As the bottles complete the starwheel mechanism, they are unloaded by an exit starwheel 66 to the bottle conveyor 12, Debris from the wire bristles is evacuated from the delabeling mechanism by an exhaust port 68 attached to a source of vacuum.

With a wide variety of bottle size, it will be necessary to have a quick change over to accommodate the needs of the bottling firm. As the bristle wears, it may be necessary to increase the pressure in the rubber bladder to hold the brush against the bottle. About 800 bottles may be delabeled per minute, and in a tight fit for best performance the delabeler removes just the label without excessive scratching of the plastic bottle or any scratching of the glass bottle. By careful adjustment of the pressure switch sensor only the very tips of the bristle will touch the bottles and the rapid rotation of 3,000-4,000 RPM will clear all sides of the bottle that are delabeled. With 3 to 5 rotations of the bottle as it progresses around the starwheel mechanism, all the label will be removed.

With plastic bottles, a small portion of the plastic may be removed. With glass because of its hardness no scratch marks will be seen. When the bristles tips wear, the pressure sensor will increase the pressure in the bladders so that the worn bristle tips will be in contact with the bottle and remove the label.

Having disclosed the basic components of the plastic and glass bottle delabeling method the invention is not to be limited to the specific method disclosed, but to the claims which follow.

(Structured page parsing data)

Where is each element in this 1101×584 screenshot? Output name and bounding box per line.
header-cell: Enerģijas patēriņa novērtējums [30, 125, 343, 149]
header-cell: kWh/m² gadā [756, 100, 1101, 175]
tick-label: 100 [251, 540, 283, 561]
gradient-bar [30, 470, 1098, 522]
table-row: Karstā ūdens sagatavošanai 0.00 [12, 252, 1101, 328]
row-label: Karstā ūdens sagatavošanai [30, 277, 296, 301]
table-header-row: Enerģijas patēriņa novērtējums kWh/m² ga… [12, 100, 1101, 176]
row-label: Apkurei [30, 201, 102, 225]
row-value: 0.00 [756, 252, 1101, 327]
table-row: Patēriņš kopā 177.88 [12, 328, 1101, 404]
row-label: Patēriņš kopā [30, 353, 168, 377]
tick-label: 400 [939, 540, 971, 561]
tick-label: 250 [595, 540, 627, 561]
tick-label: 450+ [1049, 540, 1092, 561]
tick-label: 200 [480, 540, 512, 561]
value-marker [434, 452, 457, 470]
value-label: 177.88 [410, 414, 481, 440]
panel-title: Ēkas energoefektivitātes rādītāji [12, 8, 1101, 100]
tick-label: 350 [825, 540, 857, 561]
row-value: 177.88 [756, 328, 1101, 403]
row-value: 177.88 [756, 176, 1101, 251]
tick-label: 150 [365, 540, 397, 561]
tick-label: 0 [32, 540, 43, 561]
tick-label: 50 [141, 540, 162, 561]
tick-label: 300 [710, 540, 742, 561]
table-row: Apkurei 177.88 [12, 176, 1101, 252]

**Work to complete**:
**a)** According to the bottle delabeling text, how many bottles may be delabeled per minute?
**b)** Extend the bottle delabeling text, beginning right after its last sentence.

**Solved problems**:
**a)** About 800 bottles may be delabeled per minute.

**b)**
Claims

1. A method of dry abrasive delabeling of plastic or glass bottles having either paper labels or plastic labels, comprising the steps of:

a) feeding bottles to an in-feed starwheel conveyor;

b) feeding the bottles from the starwheel in-feed to a circular starwheel for delabeling;

c) abrading the bottles within the circular star wheel with a wire bristle brush having wire bristles rotated at relatively high speed with ends of the bristles applying an impinging force on the sides and neck of the bottles, thereby removing the labels from the bottles;

d) rotating the bottles on the starwheel to roll the bottles against a bladder which is inflated to a pressure set by a pressure sensor switch to apply pressure on the bottles that acts against the impinging force applied by the wire bristles;

e) off loading the bottles from the circular star wheel to a star conveyor; and

f) evacuating and collecting dust particle debris created from the abrading step.

2. The method of claim 1, wherein the abrading step includes using wire for said wire bristles of a greater hardness than that of the plastic bottles to abrade the surface of the plastic bottles to remove paint particles and paper from the plastic bottles.

3. The method of claim 1, wherein the abrading step includes using wire for said wire bristles of a lesser hardness than that of the glass bottles so that the glass bottles are not scratched by the wire bristles.

4. The method of claim 1, wherein the step of rotating the bottles on the starwheel further includes rotating the wire bristles such that the rotating forces generated by the starwheel rotate the bottle in the opposite direction to the wire bristles to cover all surfaces of the bottle.

5. The method of claim 1 in which the feeding step includes feeding plastic bottles consisting of P.E.T. or P.V.C. plastic.

6. The method of claim 1 in which the feeding step includes feeding plastic bottles made of P.E.T. or P.V.C. and the abrading step includes using wire for said wire bristles having a Rockwell C Hardness of 35 to 65.

7. The method of claim 1, wherein the abrading step as applied to glass bottles uses wire for said wire bristles having a Rockwell C Hardness of 65.

8. The method of claim 1, wherein the rotating step includes controlling inflating of the bladder by the pressure sensor switch to vary the pressure applied on the bottles and compensate for wear of the wire bristles over time.

9. The method of claim 1, further including rotating the wire bristle brush at 3,000 to 4,000 RPM in said abrading step.